* **EXTRACTED MATERIAL**
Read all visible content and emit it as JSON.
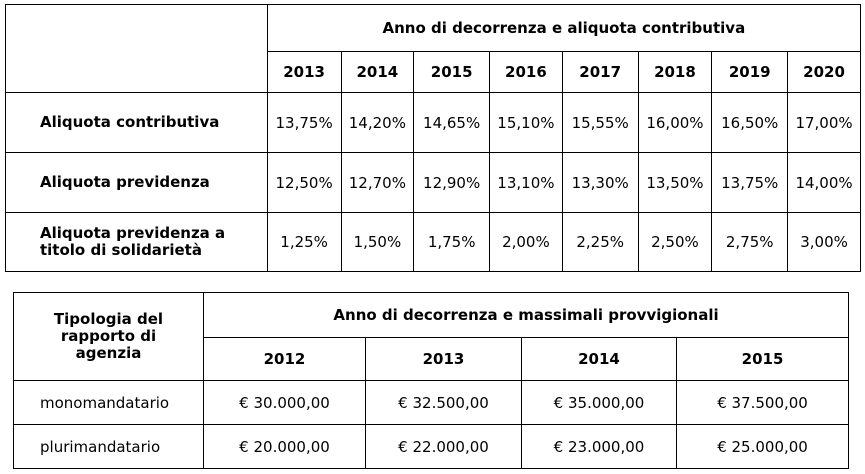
{
  "table1": {
    "group_header": "Anno di decorrenza e aliquota contributiva",
    "years": [
      "2013",
      "2014",
      "2015",
      "2016",
      "2017",
      "2018",
      "2019",
      "2020"
    ],
    "rows": [
      {
        "label": "Aliquota contributiva",
        "values": [
          "13,75%",
          "14,20%",
          "14,65%",
          "15,10%",
          "15,55%",
          "16,00%",
          "16,50%",
          "17,00%"
        ]
      },
      {
        "label": "Aliquota previdenza",
        "values": [
          "12,50%",
          "12,70%",
          "12,90%",
          "13,10%",
          "13,30%",
          "13,50%",
          "13,75%",
          "14,00%"
        ]
      },
      {
        "label_line1": "Aliquota previdenza a",
        "label_line2": "titolo di solidarietà",
        "values": [
          "1,25%",
          "1,50%",
          "1,75%",
          "2,00%",
          "2,25%",
          "2,50%",
          "2,75%",
          "3,00%"
        ]
      }
    ]
  },
  "table2": {
    "label_header_lines": [
      "Tipologia del",
      "rapporto di",
      "agenzia"
    ],
    "group_header": "Anno di decorrenza e massimali provvigionali",
    "years": [
      "2012",
      "2013",
      "2014",
      "2015"
    ],
    "rows": [
      {
        "label": "monomandatario",
        "values": [
          "€ 30.000,00",
          "€ 32.500,00",
          "€ 35.000,00",
          "€ 37.500,00"
        ]
      },
      {
        "label": "plurimandatario",
        "values": [
          "€ 20.000,00",
          "€ 22.000,00",
          "€ 23.000,00",
          "€ 25.000,00"
        ]
      }
    ]
  }
}
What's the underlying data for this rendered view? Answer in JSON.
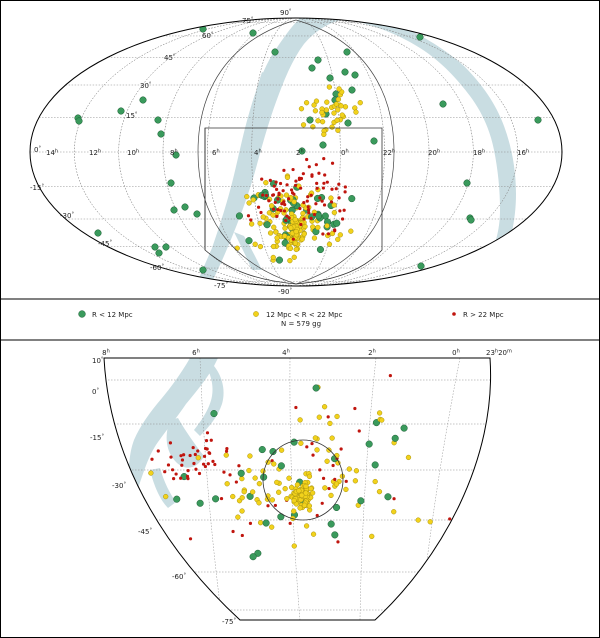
{
  "colors": {
    "near": "#3a9a5c",
    "mid": "#f2d21b",
    "far": "#c0150e",
    "milkyway": "#c9dde2",
    "grid": "#8a8a8a",
    "frame": "#000000"
  },
  "top_map": {
    "ra_labels": [
      "14",
      "12",
      "10",
      "8",
      "6",
      "4",
      "2",
      "0",
      "22",
      "20",
      "18",
      "16"
    ],
    "ra_unit": "h",
    "dec_labels": [
      "90",
      "75",
      "60",
      "45",
      "30",
      "15",
      "0",
      "-15",
      "-30",
      "-45",
      "-60",
      "-75",
      "-90"
    ],
    "dec_unit": "°"
  },
  "legend": {
    "near_label": "R < 12 Mpc",
    "mid_label": "12 Mpc < R < 22 Mpc",
    "far_label": "R > 22 Mpc",
    "count_label": "N = 579 gg"
  },
  "bottom_map": {
    "ra_labels": [
      "8",
      "6",
      "4",
      "2",
      "0"
    ],
    "ra_unit": "h",
    "ra_edge_label": "23",
    "ra_edge_min": "20",
    "dec_labels": [
      "10",
      "0",
      "-15",
      "-30",
      "-45",
      "-60",
      "-75"
    ],
    "dec_unit": "°"
  }
}
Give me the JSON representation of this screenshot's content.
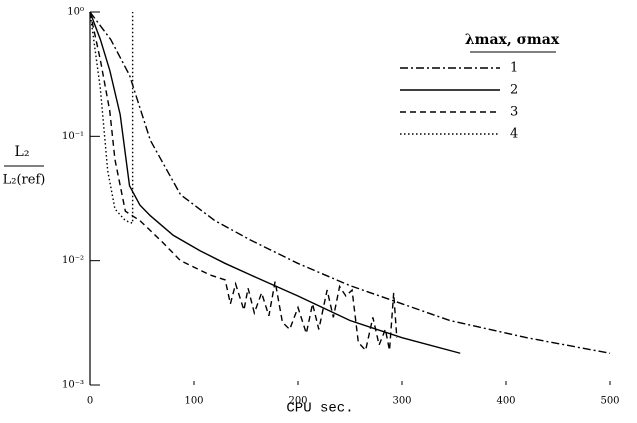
{
  "chart_data": {
    "type": "line",
    "x_label": "CPU sec.",
    "y_label": {
      "numerator": "L₂",
      "denominator": "L₂(ref)"
    },
    "legend_title": "λmax, σmax",
    "legend": "upper right",
    "log_y": true,
    "grid": false,
    "xlim": [
      0,
      500
    ],
    "xticks": [
      0,
      100,
      200,
      300,
      400,
      500
    ],
    "ylim": [
      0.001,
      1
    ],
    "yticks": [
      {
        "value": 1,
        "label": "10⁰"
      },
      {
        "value": 0.1,
        "label": "10⁻¹"
      },
      {
        "value": 0.01,
        "label": "10⁻²"
      },
      {
        "value": 0.001,
        "label": "10⁻³"
      }
    ],
    "series": [
      {
        "name": "1",
        "color": "#000000",
        "style": "dashdot",
        "x": [
          0,
          20,
          38,
          58,
          87,
          120,
          154,
          200,
          250,
          300,
          346,
          420,
          500
        ],
        "values": [
          1,
          0.6,
          0.31,
          0.093,
          0.034,
          0.021,
          0.0147,
          0.0095,
          0.0063,
          0.0045,
          0.0033,
          0.0024,
          0.0018
        ]
      },
      {
        "name": "2",
        "color": "#000000",
        "style": "solid",
        "x": [
          0,
          10,
          19,
          29,
          38,
          48,
          58,
          80,
          106,
          130,
          154,
          200,
          250,
          300,
          356
        ],
        "values": [
          1,
          0.6,
          0.34,
          0.15,
          0.04,
          0.028,
          0.023,
          0.016,
          0.012,
          0.0095,
          0.0077,
          0.0052,
          0.0033,
          0.0024,
          0.0018
        ]
      },
      {
        "name": "3",
        "color": "#000000",
        "style": "dashed",
        "x": [
          0,
          10,
          19,
          24,
          34,
          48,
          70,
          87,
          115,
          130,
          135,
          140,
          148,
          152,
          158,
          165,
          172,
          178,
          185,
          192,
          200,
          208,
          214,
          220,
          228,
          234,
          240,
          246,
          252,
          258,
          265,
          272,
          278,
          284,
          288,
          292,
          295
        ],
        "values": [
          1,
          0.41,
          0.16,
          0.065,
          0.025,
          0.021,
          0.014,
          0.01,
          0.0077,
          0.007,
          0.0045,
          0.0065,
          0.004,
          0.006,
          0.0038,
          0.0055,
          0.0036,
          0.0068,
          0.0032,
          0.0028,
          0.0042,
          0.0026,
          0.0045,
          0.0028,
          0.0058,
          0.0035,
          0.0062,
          0.0052,
          0.0058,
          0.0022,
          0.0019,
          0.0035,
          0.0021,
          0.0028,
          0.0019,
          0.0055,
          0.0024
        ]
      },
      {
        "name": "4",
        "color": "#000000",
        "style": "dotted",
        "x": [
          0,
          10,
          17,
          24,
          34,
          41,
          41
        ],
        "values": [
          1,
          0.24,
          0.053,
          0.026,
          0.021,
          0.02,
          1
        ]
      }
    ]
  }
}
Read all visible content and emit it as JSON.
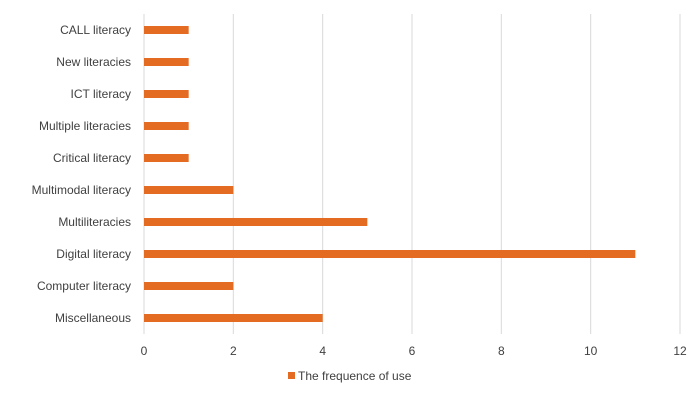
{
  "chart_data": {
    "type": "bar",
    "orientation": "horizontal",
    "title": "",
    "xlabel": "",
    "ylabel": "",
    "categories": [
      "CALL literacy",
      "New literacies",
      "ICT literacy",
      "Multiple literacies",
      "Critical literacy",
      "Multimodal literacy",
      "Multiliteracies",
      "Digital literacy",
      "Computer literacy",
      "Miscellaneous"
    ],
    "series": [
      {
        "name": "The frequence of use",
        "values": [
          1,
          1,
          1,
          1,
          1,
          2,
          5,
          11,
          2,
          4
        ],
        "color": "#E46C22"
      }
    ],
    "xlim": [
      0,
      12
    ],
    "xticks": [
      0,
      2,
      4,
      6,
      8,
      10,
      12
    ],
    "grid": "vertical",
    "legend_position": "bottom"
  }
}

* **STATED TASK**
Each line containing the word "previdenza" counts once; report the total alone.

* **ANSWER TO THE PROBLEM**
2